## Work instructions
In the listing below, count the lines containing the string "Military" and state only the number.

┏━━

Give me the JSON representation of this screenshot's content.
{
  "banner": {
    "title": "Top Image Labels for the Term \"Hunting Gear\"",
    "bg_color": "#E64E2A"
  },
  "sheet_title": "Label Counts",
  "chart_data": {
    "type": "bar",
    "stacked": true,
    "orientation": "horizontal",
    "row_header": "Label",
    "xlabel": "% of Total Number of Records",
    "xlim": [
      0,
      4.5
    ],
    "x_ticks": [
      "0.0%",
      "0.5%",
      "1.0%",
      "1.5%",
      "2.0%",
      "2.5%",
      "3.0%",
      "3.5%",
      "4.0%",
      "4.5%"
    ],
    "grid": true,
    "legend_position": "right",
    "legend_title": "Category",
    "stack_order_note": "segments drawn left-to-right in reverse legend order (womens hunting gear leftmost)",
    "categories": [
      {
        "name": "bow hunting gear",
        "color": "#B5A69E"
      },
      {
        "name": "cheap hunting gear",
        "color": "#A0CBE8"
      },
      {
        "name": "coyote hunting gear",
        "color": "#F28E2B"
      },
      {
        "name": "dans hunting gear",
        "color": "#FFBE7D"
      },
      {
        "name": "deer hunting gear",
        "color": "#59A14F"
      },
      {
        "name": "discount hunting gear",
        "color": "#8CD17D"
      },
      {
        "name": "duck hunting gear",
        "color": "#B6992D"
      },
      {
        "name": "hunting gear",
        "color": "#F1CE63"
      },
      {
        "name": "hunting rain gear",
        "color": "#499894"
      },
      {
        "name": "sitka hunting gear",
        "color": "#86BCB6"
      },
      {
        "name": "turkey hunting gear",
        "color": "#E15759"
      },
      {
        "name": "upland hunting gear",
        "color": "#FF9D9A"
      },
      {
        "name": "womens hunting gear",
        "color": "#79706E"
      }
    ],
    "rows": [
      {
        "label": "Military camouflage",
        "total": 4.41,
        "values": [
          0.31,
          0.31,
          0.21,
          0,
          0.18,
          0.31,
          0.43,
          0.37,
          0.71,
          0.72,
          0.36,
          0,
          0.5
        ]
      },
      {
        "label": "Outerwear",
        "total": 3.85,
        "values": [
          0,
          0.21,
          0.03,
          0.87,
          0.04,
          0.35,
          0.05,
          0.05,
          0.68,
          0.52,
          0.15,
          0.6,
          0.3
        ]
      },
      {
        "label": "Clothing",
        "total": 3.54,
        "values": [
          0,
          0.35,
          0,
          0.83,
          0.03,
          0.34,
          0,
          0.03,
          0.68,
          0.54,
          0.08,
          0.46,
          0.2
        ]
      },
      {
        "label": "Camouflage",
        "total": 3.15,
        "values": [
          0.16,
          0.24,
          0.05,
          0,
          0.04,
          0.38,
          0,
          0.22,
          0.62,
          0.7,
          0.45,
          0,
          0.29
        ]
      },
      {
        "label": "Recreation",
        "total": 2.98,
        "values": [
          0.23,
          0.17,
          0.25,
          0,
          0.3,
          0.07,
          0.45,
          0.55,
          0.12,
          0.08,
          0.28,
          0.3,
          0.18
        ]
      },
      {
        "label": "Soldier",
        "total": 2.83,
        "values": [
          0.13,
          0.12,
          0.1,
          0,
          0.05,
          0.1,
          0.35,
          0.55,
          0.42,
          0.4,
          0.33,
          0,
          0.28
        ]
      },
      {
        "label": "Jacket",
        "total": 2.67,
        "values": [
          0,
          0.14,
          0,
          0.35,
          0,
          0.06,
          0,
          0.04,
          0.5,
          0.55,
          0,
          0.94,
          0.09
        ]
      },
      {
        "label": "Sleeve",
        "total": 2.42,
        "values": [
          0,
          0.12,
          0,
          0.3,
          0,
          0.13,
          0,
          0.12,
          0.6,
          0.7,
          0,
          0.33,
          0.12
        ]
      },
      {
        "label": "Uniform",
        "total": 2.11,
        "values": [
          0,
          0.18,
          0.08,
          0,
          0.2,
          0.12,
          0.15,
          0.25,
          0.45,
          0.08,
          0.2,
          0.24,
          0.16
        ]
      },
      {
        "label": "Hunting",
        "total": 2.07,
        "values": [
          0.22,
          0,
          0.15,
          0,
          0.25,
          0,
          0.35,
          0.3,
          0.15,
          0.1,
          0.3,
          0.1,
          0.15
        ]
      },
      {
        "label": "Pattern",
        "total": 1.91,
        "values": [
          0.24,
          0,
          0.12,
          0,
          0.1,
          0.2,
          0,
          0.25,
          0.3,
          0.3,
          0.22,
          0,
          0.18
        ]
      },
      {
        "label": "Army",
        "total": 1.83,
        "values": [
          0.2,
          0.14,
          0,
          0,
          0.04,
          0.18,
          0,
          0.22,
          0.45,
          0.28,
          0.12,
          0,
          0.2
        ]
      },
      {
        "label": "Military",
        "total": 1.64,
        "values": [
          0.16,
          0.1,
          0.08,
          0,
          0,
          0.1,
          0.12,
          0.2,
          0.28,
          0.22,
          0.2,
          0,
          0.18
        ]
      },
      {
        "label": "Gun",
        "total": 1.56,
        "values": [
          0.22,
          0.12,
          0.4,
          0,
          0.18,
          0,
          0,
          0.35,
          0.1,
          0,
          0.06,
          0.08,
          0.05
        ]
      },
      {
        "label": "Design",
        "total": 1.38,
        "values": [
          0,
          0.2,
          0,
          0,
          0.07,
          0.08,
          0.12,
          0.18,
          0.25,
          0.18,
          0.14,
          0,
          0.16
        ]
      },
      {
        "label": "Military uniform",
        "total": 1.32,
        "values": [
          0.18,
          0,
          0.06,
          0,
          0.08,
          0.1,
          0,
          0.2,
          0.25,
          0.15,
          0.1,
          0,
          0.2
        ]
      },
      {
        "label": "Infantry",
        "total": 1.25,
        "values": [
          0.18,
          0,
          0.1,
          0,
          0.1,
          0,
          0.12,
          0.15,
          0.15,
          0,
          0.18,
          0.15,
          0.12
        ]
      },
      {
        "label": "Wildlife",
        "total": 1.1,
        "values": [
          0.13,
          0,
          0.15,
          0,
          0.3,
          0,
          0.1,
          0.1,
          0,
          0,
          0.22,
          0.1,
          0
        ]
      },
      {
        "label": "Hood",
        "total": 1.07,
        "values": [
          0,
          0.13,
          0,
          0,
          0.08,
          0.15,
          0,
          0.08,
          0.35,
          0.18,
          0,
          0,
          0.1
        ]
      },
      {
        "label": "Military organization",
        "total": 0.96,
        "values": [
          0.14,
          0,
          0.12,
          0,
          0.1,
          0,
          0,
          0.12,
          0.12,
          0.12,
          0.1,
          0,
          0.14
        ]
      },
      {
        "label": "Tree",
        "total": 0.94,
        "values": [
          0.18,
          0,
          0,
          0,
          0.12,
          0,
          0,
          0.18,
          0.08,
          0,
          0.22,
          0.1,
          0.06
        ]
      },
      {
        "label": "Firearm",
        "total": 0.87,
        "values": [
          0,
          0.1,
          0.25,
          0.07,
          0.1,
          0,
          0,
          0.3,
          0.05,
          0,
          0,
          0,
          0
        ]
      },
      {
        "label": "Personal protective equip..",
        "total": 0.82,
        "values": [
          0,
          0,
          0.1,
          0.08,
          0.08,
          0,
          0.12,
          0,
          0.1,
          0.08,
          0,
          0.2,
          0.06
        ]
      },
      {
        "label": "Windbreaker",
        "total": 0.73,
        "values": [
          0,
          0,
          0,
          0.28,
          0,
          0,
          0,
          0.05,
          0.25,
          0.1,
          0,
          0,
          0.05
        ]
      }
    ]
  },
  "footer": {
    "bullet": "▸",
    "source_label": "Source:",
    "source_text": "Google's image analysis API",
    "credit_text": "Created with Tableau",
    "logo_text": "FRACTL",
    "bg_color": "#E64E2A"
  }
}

┗━━

## The response
4